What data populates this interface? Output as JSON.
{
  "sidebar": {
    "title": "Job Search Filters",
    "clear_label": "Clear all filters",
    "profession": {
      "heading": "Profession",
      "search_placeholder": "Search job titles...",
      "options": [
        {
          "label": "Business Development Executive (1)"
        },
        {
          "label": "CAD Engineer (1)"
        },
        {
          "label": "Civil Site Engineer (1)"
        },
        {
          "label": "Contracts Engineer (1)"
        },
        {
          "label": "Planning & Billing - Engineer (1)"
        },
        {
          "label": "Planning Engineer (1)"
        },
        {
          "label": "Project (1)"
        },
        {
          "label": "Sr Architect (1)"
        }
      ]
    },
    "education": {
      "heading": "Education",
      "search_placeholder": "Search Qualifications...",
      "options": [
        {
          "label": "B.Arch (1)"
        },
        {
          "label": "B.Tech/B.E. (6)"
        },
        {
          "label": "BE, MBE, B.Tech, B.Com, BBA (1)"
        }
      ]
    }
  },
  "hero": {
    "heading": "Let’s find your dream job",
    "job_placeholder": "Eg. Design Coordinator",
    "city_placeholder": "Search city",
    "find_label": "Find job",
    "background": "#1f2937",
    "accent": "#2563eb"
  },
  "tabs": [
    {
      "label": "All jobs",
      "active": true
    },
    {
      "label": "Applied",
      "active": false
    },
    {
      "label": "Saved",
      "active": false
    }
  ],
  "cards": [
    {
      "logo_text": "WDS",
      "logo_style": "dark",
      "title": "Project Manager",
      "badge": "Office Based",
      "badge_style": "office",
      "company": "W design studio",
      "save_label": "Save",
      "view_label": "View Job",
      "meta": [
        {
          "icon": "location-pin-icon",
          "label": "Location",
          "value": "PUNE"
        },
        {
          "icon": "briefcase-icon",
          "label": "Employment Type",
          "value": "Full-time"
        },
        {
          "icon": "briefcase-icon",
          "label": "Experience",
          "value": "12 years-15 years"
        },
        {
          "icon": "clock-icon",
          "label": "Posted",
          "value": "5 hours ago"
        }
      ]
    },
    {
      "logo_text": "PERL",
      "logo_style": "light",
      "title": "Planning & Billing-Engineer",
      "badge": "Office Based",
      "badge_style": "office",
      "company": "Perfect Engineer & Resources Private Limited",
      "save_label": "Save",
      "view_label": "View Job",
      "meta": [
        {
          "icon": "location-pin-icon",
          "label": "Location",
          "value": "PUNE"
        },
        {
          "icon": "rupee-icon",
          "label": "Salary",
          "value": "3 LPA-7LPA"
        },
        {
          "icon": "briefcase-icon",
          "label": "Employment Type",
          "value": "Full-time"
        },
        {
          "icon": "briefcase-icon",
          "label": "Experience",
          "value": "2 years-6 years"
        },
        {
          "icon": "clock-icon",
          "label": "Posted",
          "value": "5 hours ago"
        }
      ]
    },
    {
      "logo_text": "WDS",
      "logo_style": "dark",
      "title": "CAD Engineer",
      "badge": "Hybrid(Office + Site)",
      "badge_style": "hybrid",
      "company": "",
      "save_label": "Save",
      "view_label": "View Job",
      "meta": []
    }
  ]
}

##############################

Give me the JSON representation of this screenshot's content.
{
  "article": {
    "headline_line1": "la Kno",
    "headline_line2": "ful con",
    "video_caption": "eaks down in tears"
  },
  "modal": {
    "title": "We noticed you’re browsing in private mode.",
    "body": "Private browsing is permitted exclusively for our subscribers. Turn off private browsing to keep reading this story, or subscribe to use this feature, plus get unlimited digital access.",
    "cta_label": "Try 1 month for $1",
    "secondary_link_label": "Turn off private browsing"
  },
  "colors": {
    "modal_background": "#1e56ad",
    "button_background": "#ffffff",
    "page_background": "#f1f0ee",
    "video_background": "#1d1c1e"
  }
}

##############################

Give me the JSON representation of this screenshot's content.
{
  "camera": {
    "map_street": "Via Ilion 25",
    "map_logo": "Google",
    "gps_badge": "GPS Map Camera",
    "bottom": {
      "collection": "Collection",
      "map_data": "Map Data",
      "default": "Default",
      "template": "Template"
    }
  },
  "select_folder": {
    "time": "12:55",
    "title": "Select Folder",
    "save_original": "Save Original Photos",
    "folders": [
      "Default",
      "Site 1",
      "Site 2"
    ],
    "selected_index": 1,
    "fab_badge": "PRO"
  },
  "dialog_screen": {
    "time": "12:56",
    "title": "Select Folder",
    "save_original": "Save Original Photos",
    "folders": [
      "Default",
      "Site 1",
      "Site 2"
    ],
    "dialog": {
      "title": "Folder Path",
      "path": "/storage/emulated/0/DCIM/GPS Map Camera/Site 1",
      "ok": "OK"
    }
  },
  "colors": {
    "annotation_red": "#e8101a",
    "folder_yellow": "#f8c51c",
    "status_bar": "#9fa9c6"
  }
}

##############################

What the task asks.
Give the number of lines in the data that contain "Engineer", with no other words.

Output for this exercise.
8